Output all of the entries exactly as written.

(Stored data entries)
+++++

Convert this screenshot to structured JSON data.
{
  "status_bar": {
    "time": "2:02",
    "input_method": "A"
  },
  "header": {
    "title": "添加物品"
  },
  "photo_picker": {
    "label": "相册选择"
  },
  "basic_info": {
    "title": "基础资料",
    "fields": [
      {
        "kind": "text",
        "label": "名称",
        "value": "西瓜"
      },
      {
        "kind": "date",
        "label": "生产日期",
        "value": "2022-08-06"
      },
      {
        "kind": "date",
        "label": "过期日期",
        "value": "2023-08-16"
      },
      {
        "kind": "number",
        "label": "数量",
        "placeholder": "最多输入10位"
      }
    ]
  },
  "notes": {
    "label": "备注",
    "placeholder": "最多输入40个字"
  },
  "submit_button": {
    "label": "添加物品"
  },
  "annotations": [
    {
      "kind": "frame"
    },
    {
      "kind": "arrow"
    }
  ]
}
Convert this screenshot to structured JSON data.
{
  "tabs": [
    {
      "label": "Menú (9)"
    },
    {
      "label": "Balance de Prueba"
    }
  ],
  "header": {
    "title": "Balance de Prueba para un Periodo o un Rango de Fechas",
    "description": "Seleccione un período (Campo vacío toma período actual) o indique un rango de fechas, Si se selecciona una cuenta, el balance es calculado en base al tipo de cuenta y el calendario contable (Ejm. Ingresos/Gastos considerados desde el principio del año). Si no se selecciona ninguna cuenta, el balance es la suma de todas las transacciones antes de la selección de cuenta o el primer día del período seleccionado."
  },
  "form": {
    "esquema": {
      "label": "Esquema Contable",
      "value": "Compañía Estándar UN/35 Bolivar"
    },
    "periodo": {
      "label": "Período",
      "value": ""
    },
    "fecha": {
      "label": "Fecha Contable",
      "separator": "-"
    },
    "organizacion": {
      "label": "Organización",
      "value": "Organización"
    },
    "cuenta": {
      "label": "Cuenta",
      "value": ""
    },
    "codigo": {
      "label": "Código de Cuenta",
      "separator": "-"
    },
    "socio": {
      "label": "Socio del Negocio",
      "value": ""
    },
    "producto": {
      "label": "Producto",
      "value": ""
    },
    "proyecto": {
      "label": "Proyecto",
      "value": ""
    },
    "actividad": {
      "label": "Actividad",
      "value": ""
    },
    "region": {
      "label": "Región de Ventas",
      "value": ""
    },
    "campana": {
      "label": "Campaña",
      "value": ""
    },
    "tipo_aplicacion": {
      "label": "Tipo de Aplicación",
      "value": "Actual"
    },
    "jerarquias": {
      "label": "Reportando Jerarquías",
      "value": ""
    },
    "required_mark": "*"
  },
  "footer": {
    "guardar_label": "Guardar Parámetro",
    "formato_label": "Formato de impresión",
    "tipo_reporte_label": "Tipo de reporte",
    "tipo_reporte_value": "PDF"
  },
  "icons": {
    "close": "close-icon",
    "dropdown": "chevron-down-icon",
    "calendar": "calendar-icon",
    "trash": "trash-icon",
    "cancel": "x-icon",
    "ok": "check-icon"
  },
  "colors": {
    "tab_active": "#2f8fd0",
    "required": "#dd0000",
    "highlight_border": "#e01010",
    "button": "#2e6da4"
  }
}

+++++

### [Solution to this task]
Convert this screenshot to structured JSON data.
{
  "status_bar": {
    "time": "2:02",
    "input_method": "A"
  },
  "header": {
    "title": "添加物品"
  },
  "photo_picker": {
    "label": "相册选择"
  },
  "basic_info": {
    "title": "基础资料",
    "fields": [
      {
        "kind": "text",
        "label": "名称",
        "value": "西瓜"
      },
      {
        "kind": "date",
        "label": "生产日期",
        "value": "2022-08-06"
      },
      {
        "kind": "date",
        "label": "过期日期",
        "value": "2023-08-16"
      },
      {
        "kind": "number",
        "label": "数量",
        "placeholder": "最多输入10位"
      }
    ]
  },
  "notes": {
    "label": "备注",
    "placeholder": "最多输入40个字"
  },
  "submit_button": {
    "label": "添加物品"
  },
  "annotations": [
    {
      "kind": "frame"
    },
    {
      "kind": "arrow"
    }
  ]
}
Convert this screenshot to structured JSON data.
{
  "tabs": [
    {
      "label": "Menú (9)"
    },
    {
      "label": "Balance de Prueba"
    }
  ],
  "header": {
    "title": "Balance de Prueba para un Periodo o un Rango de Fechas",
    "description": "Seleccione un período (Campo vacío toma período actual) o indique un rango de fechas, Si se selecciona una cuenta, el balance es calculado en base al tipo de cuenta y el calendario contable (Ejm. Ingresos/Gastos considerados desde el principio del año). Si no se selecciona ninguna cuenta, el balance es la suma de todas las transacciones antes de la selección de cuenta o el primer día del período seleccionado."
  },
  "form": {
    "esquema": {
      "label": "Esquema Contable",
      "value": "Compañía Estándar UN/35 Bolivar"
    },
    "periodo": {
      "label": "Período",
      "value": ""
    },
    "fecha": {
      "label": "Fecha Contable",
      "separator": "-"
    },
    "organizacion": {
      "label": "Organización",
      "value": "Organización"
    },
    "cuenta": {
      "label": "Cuenta",
      "value": ""
    },
    "codigo": {
      "label": "Código de Cuenta",
      "separator": "-"
    },
    "socio": {
      "label": "Socio del Negocio",
      "value": ""
    },
    "producto": {
      "label": "Producto",
      "value": ""
    },
    "proyecto": {
      "label": "Proyecto",
      "value": ""
    },
    "actividad": {
      "label": "Actividad",
      "value": ""
    },
    "region": {
      "label": "Región de Ventas",
      "value": ""
    },
    "campana": {
      "label": "Campaña",
      "value": ""
    },
    "tipo_aplicacion": {
      "label": "Tipo de Aplicación",
      "value": "Actual"
    },
    "jerarquias": {
      "label": "Reportando Jerarquías",
      "value": ""
    },
    "required_mark": "*"
  },
  "footer": {
    "guardar_label": "Guardar Parámetro",
    "formato_label": "Formato de impresión",
    "tipo_reporte_label": "Tipo de reporte",
    "tipo_reporte_value": "PDF"
  },
  "icons": {
    "close": "close-icon",
    "dropdown": "chevron-down-icon",
    "calendar": "calendar-icon",
    "trash": "trash-icon",
    "cancel": "x-icon",
    "ok": "check-icon"
  },
  "colors": {
    "tab_active": "#2f8fd0",
    "required": "#dd0000",
    "highlight_border": "#e01010",
    "button": "#2e6da4"
  }
}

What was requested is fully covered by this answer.